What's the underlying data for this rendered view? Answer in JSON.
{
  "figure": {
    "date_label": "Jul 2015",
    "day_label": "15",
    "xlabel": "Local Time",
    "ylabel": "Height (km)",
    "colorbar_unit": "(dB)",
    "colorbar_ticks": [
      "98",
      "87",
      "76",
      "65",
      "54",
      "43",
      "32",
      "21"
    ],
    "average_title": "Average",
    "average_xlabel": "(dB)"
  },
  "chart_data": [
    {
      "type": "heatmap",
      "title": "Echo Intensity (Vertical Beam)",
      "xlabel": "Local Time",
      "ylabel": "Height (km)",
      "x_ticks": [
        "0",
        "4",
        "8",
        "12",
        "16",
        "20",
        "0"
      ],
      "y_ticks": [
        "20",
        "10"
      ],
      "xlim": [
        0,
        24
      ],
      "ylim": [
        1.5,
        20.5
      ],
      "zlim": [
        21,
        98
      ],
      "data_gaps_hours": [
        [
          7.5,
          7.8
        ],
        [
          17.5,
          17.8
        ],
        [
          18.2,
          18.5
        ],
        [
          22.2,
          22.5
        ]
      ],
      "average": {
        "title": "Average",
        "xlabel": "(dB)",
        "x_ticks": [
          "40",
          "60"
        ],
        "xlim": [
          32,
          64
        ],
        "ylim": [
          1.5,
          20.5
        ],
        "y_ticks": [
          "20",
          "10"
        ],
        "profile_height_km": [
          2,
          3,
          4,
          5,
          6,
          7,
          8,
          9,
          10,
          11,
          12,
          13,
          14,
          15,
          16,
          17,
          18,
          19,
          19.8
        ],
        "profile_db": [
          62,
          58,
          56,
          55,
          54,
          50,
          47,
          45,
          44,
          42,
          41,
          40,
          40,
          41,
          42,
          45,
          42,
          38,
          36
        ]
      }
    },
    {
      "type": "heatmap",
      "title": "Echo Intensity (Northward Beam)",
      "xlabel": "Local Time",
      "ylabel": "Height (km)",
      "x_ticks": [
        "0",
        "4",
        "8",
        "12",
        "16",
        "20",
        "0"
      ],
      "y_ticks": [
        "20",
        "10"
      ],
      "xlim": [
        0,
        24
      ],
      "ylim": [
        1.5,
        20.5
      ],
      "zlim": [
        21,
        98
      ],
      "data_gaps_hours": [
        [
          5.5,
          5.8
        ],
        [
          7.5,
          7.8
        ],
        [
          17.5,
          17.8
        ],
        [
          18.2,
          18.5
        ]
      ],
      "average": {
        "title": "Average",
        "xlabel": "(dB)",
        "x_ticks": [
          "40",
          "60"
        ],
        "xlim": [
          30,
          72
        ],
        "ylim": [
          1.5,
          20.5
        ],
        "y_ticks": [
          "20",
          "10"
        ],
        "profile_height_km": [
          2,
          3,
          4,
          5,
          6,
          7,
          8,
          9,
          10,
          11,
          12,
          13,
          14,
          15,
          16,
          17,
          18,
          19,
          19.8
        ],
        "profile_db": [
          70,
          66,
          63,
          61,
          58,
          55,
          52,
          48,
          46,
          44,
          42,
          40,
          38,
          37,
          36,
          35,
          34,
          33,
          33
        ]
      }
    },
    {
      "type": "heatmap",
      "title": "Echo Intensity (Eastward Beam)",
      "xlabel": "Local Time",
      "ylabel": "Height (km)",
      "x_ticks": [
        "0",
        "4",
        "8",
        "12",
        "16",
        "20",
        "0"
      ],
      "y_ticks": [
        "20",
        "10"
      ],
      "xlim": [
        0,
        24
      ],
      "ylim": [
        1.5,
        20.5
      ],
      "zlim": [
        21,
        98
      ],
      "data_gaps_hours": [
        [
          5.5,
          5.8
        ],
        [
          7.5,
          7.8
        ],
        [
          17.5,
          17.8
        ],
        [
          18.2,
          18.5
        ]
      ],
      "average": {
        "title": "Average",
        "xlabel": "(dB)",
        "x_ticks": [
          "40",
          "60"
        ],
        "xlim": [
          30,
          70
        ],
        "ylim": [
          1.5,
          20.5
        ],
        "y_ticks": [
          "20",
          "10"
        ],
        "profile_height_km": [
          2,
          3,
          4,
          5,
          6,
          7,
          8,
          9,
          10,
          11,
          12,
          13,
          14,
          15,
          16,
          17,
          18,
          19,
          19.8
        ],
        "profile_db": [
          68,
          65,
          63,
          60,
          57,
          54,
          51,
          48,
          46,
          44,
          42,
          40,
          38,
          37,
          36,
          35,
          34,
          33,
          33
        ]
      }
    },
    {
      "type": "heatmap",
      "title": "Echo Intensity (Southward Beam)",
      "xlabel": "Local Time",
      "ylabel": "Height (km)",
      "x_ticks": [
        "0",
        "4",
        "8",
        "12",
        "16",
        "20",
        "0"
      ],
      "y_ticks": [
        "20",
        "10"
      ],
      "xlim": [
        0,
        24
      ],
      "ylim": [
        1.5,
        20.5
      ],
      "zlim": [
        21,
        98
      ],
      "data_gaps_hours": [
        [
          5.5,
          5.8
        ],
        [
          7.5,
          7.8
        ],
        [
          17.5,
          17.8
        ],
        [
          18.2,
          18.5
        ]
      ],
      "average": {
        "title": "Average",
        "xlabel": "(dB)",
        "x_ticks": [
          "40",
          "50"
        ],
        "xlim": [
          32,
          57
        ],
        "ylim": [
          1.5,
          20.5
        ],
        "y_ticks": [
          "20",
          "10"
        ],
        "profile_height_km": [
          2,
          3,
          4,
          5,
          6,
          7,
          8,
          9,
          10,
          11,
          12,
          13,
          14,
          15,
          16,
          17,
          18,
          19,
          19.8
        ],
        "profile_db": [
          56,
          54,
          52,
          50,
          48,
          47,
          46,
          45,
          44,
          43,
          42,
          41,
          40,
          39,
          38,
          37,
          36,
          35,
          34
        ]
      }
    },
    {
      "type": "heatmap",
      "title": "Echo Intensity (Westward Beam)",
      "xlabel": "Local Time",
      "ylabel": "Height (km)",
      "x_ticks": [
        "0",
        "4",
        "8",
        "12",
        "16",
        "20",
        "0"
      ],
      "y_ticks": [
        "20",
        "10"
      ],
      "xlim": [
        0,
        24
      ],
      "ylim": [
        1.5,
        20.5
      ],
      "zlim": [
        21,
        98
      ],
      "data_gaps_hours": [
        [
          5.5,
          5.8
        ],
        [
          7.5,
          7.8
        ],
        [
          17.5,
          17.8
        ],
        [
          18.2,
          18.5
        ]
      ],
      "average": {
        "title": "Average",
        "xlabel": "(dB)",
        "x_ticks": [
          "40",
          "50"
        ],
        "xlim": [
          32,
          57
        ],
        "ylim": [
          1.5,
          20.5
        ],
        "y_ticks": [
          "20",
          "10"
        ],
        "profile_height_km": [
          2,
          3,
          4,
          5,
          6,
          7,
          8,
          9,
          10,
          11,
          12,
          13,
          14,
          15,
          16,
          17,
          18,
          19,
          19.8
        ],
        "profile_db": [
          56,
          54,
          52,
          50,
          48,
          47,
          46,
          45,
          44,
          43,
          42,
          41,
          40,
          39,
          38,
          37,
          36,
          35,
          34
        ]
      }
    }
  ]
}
-=-=-=-=-
→ **WHAT TO DO**
Type out the entries again, word for word.

→ **WRITTEN ANSWER**
What's the underlying data for this rendered view? Answer in JSON.
{
  "figure": {
    "date_label": "Jul 2015",
    "day_label": "15",
    "xlabel": "Local Time",
    "ylabel": "Height (km)",
    "colorbar_unit": "(dB)",
    "colorbar_ticks": [
      "98",
      "87",
      "76",
      "65",
      "54",
      "43",
      "32",
      "21"
    ],
    "average_title": "Average",
    "average_xlabel": "(dB)"
  },
  "chart_data": [
    {
      "type": "heatmap",
      "title": "Echo Intensity (Vertical Beam)",
      "xlabel": "Local Time",
      "ylabel": "Height (km)",
      "x_ticks": [
        "0",
        "4",
        "8",
        "12",
        "16",
        "20",
        "0"
      ],
      "y_ticks": [
        "20",
        "10"
      ],
      "xlim": [
        0,
        24
      ],
      "ylim": [
        1.5,
        20.5
      ],
      "zlim": [
        21,
        98
      ],
      "data_gaps_hours": [
        [
          7.5,
          7.8
        ],
        [
          17.5,
          17.8
        ],
        [
          18.2,
          18.5
        ],
        [
          22.2,
          22.5
        ]
      ],
      "average": {
        "title": "Average",
        "xlabel": "(dB)",
        "x_ticks": [
          "40",
          "60"
        ],
        "xlim": [
          32,
          64
        ],
        "ylim": [
          1.5,
          20.5
        ],
        "y_ticks": [
          "20",
          "10"
        ],
        "profile_height_km": [
          2,
          3,
          4,
          5,
          6,
          7,
          8,
          9,
          10,
          11,
          12,
          13,
          14,
          15,
          16,
          17,
          18,
          19,
          19.8
        ],
        "profile_db": [
          62,
          58,
          56,
          55,
          54,
          50,
          47,
          45,
          44,
          42,
          41,
          40,
          40,
          41,
          42,
          45,
          42,
          38,
          36
        ]
      }
    },
    {
      "type": "heatmap",
      "title": "Echo Intensity (Northward Beam)",
      "xlabel": "Local Time",
      "ylabel": "Height (km)",
      "x_ticks": [
        "0",
        "4",
        "8",
        "12",
        "16",
        "20",
        "0"
      ],
      "y_ticks": [
        "20",
        "10"
      ],
      "xlim": [
        0,
        24
      ],
      "ylim": [
        1.5,
        20.5
      ],
      "zlim": [
        21,
        98
      ],
      "data_gaps_hours": [
        [
          5.5,
          5.8
        ],
        [
          7.5,
          7.8
        ],
        [
          17.5,
          17.8
        ],
        [
          18.2,
          18.5
        ]
      ],
      "average": {
        "title": "Average",
        "xlabel": "(dB)",
        "x_ticks": [
          "40",
          "60"
        ],
        "xlim": [
          30,
          72
        ],
        "ylim": [
          1.5,
          20.5
        ],
        "y_ticks": [
          "20",
          "10"
        ],
        "profile_height_km": [
          2,
          3,
          4,
          5,
          6,
          7,
          8,
          9,
          10,
          11,
          12,
          13,
          14,
          15,
          16,
          17,
          18,
          19,
          19.8
        ],
        "profile_db": [
          70,
          66,
          63,
          61,
          58,
          55,
          52,
          48,
          46,
          44,
          42,
          40,
          38,
          37,
          36,
          35,
          34,
          33,
          33
        ]
      }
    },
    {
      "type": "heatmap",
      "title": "Echo Intensity (Eastward Beam)",
      "xlabel": "Local Time",
      "ylabel": "Height (km)",
      "x_ticks": [
        "0",
        "4",
        "8",
        "12",
        "16",
        "20",
        "0"
      ],
      "y_ticks": [
        "20",
        "10"
      ],
      "xlim": [
        0,
        24
      ],
      "ylim": [
        1.5,
        20.5
      ],
      "zlim": [
        21,
        98
      ],
      "data_gaps_hours": [
        [
          5.5,
          5.8
        ],
        [
          7.5,
          7.8
        ],
        [
          17.5,
          17.8
        ],
        [
          18.2,
          18.5
        ]
      ],
      "average": {
        "title": "Average",
        "xlabel": "(dB)",
        "x_ticks": [
          "40",
          "60"
        ],
        "xlim": [
          30,
          70
        ],
        "ylim": [
          1.5,
          20.5
        ],
        "y_ticks": [
          "20",
          "10"
        ],
        "profile_height_km": [
          2,
          3,
          4,
          5,
          6,
          7,
          8,
          9,
          10,
          11,
          12,
          13,
          14,
          15,
          16,
          17,
          18,
          19,
          19.8
        ],
        "profile_db": [
          68,
          65,
          63,
          60,
          57,
          54,
          51,
          48,
          46,
          44,
          42,
          40,
          38,
          37,
          36,
          35,
          34,
          33,
          33
        ]
      }
    },
    {
      "type": "heatmap",
      "title": "Echo Intensity (Southward Beam)",
      "xlabel": "Local Time",
      "ylabel": "Height (km)",
      "x_ticks": [
        "0",
        "4",
        "8",
        "12",
        "16",
        "20",
        "0"
      ],
      "y_ticks": [
        "20",
        "10"
      ],
      "xlim": [
        0,
        24
      ],
      "ylim": [
        1.5,
        20.5
      ],
      "zlim": [
        21,
        98
      ],
      "data_gaps_hours": [
        [
          5.5,
          5.8
        ],
        [
          7.5,
          7.8
        ],
        [
          17.5,
          17.8
        ],
        [
          18.2,
          18.5
        ]
      ],
      "average": {
        "title": "Average",
        "xlabel": "(dB)",
        "x_ticks": [
          "40",
          "50"
        ],
        "xlim": [
          32,
          57
        ],
        "ylim": [
          1.5,
          20.5
        ],
        "y_ticks": [
          "20",
          "10"
        ],
        "profile_height_km": [
          2,
          3,
          4,
          5,
          6,
          7,
          8,
          9,
          10,
          11,
          12,
          13,
          14,
          15,
          16,
          17,
          18,
          19,
          19.8
        ],
        "profile_db": [
          56,
          54,
          52,
          50,
          48,
          47,
          46,
          45,
          44,
          43,
          42,
          41,
          40,
          39,
          38,
          37,
          36,
          35,
          34
        ]
      }
    },
    {
      "type": "heatmap",
      "title": "Echo Intensity (Westward Beam)",
      "xlabel": "Local Time",
      "ylabel": "Height (km)",
      "x_ticks": [
        "0",
        "4",
        "8",
        "12",
        "16",
        "20",
        "0"
      ],
      "y_ticks": [
        "20",
        "10"
      ],
      "xlim": [
        0,
        24
      ],
      "ylim": [
        1.5,
        20.5
      ],
      "zlim": [
        21,
        98
      ],
      "data_gaps_hours": [
        [
          5.5,
          5.8
        ],
        [
          7.5,
          7.8
        ],
        [
          17.5,
          17.8
        ],
        [
          18.2,
          18.5
        ]
      ],
      "average": {
        "title": "Average",
        "xlabel": "(dB)",
        "x_ticks": [
          "40",
          "50"
        ],
        "xlim": [
          32,
          57
        ],
        "ylim": [
          1.5,
          20.5
        ],
        "y_ticks": [
          "20",
          "10"
        ],
        "profile_height_km": [
          2,
          3,
          4,
          5,
          6,
          7,
          8,
          9,
          10,
          11,
          12,
          13,
          14,
          15,
          16,
          17,
          18,
          19,
          19.8
        ],
        "profile_db": [
          56,
          54,
          52,
          50,
          48,
          47,
          46,
          45,
          44,
          43,
          42,
          41,
          40,
          39,
          38,
          37,
          36,
          35,
          34
        ]
      }
    }
  ]
}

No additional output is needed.